* [WRITTEN PROBLEM]: Extract, from the listing that follows, each line containing the word "踏上新征程".

++++ DATASET

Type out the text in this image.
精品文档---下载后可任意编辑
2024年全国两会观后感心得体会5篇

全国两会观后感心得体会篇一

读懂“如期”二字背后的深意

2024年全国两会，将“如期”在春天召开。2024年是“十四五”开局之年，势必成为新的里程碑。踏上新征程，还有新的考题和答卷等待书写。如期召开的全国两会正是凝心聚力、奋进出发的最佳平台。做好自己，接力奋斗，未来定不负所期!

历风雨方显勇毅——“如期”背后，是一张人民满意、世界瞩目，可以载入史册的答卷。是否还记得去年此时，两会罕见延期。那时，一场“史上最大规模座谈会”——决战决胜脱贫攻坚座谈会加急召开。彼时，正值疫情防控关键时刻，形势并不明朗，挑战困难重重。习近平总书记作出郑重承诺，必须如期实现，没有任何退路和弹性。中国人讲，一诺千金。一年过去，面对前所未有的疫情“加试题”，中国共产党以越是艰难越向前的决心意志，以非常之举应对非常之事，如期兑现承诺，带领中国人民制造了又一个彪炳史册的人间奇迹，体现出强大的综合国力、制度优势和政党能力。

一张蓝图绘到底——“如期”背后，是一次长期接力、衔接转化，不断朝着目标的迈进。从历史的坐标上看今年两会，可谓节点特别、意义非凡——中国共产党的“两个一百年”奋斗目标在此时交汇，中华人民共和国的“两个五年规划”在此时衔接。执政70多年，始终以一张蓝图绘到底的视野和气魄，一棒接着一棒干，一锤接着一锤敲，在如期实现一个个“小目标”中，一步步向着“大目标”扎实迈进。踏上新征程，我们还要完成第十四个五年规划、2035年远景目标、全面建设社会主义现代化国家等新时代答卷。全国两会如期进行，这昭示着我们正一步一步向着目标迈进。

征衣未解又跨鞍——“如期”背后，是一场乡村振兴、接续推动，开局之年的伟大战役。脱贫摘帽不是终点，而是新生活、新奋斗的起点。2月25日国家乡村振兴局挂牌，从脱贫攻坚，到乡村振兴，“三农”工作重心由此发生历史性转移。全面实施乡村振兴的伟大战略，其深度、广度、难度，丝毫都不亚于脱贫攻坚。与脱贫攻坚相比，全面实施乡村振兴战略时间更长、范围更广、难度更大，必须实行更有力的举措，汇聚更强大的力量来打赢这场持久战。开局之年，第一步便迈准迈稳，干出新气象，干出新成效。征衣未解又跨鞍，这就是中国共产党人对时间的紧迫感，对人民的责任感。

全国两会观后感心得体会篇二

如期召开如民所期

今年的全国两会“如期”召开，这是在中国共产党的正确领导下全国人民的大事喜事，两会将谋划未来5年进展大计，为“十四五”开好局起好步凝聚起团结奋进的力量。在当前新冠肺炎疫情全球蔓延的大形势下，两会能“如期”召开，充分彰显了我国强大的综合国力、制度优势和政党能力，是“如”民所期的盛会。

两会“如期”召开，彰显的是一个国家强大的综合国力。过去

++++++++

* [EXERCISE SOLUTION]:
2024年全国两会，将“如期”在春天召开。2024年是“十四五”开局之年，势必成为新的里程碑。踏上新征程，还有新的考题和答卷等待书写。如期召开的全国两会正是凝心聚力、奋进出发的最佳平台。做好自己，接力奋斗，未来定不负所期!
一张蓝图绘到底——“如期”背后，是一次长期接力、衔接转化，不断朝着目标的迈进。从历史的坐标上看今年两会，可谓节点特别、意义非凡——中国共产党的“两个一百年”奋斗目标在此时交汇，中华人民共和国的“两个五年规划”在此时衔接。执政70多年，始终以一张蓝图绘到底的视野和气魄，一棒接着一棒干，一锤接着一锤敲，在如期实现一个个“小目标”中，一步步向着“大目标”扎实迈进。踏上新征程，我们还要完成第十四个五年规划、2035年远景目标、全面建设社会主义现代化国家等新时代答卷。全国两会如期进行，这昭示着我们正一步一步向着目标迈进。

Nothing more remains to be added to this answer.